» **Excerpted data**:
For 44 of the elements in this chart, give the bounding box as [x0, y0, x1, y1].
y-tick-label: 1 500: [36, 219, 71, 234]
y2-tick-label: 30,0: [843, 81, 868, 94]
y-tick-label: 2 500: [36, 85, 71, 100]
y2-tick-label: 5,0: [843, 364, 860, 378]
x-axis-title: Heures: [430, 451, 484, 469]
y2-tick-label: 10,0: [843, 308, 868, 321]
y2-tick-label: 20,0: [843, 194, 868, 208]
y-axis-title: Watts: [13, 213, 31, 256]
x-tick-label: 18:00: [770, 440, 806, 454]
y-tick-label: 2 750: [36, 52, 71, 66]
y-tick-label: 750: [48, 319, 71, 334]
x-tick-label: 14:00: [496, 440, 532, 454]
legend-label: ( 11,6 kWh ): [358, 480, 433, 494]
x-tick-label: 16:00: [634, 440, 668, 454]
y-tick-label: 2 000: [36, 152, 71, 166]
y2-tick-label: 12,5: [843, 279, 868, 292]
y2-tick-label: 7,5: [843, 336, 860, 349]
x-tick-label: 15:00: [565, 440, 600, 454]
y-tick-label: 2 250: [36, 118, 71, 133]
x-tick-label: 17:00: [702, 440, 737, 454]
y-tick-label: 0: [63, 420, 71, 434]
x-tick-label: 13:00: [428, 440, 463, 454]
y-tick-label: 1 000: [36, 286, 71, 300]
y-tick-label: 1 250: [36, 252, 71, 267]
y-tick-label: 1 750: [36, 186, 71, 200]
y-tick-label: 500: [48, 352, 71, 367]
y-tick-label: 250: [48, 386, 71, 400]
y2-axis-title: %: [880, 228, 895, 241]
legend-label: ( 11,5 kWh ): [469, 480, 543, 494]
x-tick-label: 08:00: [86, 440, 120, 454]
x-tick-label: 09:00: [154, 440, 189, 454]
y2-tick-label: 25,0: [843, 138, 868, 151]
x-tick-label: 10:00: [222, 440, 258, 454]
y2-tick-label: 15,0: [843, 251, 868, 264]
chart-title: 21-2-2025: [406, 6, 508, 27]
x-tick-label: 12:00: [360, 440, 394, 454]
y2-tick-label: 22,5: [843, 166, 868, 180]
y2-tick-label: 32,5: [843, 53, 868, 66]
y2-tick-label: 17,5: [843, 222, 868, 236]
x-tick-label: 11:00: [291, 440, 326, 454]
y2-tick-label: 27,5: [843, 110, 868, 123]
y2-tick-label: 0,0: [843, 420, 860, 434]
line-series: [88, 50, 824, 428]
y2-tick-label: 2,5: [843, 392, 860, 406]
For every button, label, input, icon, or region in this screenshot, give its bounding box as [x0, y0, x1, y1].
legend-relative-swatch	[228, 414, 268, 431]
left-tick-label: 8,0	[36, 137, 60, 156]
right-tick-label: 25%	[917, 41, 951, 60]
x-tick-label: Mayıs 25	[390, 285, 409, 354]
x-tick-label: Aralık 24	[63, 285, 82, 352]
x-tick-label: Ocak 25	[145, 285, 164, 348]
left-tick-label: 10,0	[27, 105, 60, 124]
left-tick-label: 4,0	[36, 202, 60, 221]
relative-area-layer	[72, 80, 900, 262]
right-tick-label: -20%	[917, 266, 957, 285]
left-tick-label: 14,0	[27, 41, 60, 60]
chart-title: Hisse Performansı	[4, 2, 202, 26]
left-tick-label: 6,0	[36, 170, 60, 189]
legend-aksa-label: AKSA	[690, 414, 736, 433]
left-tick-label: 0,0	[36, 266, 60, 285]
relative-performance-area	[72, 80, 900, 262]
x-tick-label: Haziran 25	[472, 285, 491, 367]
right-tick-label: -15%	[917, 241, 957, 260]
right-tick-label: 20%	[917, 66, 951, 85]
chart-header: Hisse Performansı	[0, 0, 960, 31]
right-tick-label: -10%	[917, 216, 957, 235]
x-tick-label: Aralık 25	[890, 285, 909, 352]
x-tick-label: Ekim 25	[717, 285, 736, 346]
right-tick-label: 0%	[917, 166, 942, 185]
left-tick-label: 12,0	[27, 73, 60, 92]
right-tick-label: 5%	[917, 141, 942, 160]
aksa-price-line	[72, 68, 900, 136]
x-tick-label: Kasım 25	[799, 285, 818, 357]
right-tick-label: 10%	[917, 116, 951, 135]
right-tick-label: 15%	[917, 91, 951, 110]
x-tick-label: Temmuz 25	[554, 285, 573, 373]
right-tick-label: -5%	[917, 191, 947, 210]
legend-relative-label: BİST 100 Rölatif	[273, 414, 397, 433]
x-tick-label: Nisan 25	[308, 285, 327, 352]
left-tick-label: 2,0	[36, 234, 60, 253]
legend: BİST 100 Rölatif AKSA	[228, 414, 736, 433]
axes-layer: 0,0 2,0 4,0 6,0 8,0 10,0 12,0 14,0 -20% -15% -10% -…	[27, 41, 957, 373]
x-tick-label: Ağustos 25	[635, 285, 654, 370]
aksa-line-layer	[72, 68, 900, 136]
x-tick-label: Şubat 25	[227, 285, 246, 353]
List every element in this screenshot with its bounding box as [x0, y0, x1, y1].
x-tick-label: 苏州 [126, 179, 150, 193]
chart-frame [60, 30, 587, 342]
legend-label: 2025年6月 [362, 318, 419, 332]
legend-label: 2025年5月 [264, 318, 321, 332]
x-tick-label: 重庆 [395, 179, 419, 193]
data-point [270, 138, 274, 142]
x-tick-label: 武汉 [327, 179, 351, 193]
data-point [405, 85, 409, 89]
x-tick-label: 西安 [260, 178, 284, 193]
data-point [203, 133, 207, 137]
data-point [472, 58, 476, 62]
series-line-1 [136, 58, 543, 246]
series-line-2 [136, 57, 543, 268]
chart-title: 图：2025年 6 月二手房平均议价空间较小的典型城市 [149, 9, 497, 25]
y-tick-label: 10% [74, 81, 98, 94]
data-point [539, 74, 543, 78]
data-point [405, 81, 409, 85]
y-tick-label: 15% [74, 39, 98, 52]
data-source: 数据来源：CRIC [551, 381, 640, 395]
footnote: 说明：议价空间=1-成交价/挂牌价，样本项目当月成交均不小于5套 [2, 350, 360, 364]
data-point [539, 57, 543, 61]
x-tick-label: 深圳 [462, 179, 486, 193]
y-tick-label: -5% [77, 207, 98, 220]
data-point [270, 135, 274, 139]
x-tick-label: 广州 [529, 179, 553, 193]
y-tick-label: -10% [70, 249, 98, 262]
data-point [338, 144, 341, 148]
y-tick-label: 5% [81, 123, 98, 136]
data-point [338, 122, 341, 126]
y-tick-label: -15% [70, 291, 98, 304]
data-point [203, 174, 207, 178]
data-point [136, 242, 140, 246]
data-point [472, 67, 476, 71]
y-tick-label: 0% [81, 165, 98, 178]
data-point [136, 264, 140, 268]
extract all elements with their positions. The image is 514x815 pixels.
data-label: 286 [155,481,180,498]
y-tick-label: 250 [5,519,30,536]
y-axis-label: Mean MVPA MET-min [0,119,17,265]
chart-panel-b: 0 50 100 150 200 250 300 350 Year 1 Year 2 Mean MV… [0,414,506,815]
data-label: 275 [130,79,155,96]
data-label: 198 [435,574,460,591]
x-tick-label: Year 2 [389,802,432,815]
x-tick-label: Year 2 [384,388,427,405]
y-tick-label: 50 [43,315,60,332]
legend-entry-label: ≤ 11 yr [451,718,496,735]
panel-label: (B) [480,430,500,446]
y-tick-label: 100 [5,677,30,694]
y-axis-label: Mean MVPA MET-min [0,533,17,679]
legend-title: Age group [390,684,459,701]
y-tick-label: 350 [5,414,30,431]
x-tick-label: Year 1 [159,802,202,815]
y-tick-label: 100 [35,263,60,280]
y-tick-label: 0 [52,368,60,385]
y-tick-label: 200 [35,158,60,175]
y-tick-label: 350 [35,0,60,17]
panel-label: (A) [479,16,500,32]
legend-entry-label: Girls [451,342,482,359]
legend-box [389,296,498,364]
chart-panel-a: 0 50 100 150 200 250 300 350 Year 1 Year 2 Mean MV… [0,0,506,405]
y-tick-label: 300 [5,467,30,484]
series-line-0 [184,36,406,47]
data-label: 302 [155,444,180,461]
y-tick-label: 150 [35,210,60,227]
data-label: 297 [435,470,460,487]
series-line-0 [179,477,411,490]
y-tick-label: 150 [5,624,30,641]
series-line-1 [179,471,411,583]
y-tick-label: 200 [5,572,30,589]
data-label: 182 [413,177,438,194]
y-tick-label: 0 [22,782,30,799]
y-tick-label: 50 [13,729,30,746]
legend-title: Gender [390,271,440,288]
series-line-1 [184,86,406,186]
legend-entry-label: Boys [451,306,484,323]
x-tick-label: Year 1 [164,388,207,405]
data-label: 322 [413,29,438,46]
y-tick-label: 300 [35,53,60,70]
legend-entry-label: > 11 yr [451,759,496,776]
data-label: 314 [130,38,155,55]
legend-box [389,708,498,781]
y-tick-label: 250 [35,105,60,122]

» **Exercise aim**:
Reproduce the items starting at the first line and ending at the line containing "y-axis-title: Watts: [13, 213, 31, 256]", renaming "y2-tick-label" to "secondary-tick-label" and leaving everything else unchanged.

» **Exercise answer**:
For 44 of the elements in this chart, give the bounding box as [x0, y0, x1, y1].
y-tick-label: 1 500: [36, 219, 71, 234]
secondary-tick-label: 30,0: [843, 81, 868, 94]
y-tick-label: 2 500: [36, 85, 71, 100]
secondary-tick-label: 5,0: [843, 364, 860, 378]
x-axis-title: Heures: [430, 451, 484, 469]
secondary-tick-label: 10,0: [843, 308, 868, 321]
secondary-tick-label: 20,0: [843, 194, 868, 208]
y-axis-title: Watts: [13, 213, 31, 256]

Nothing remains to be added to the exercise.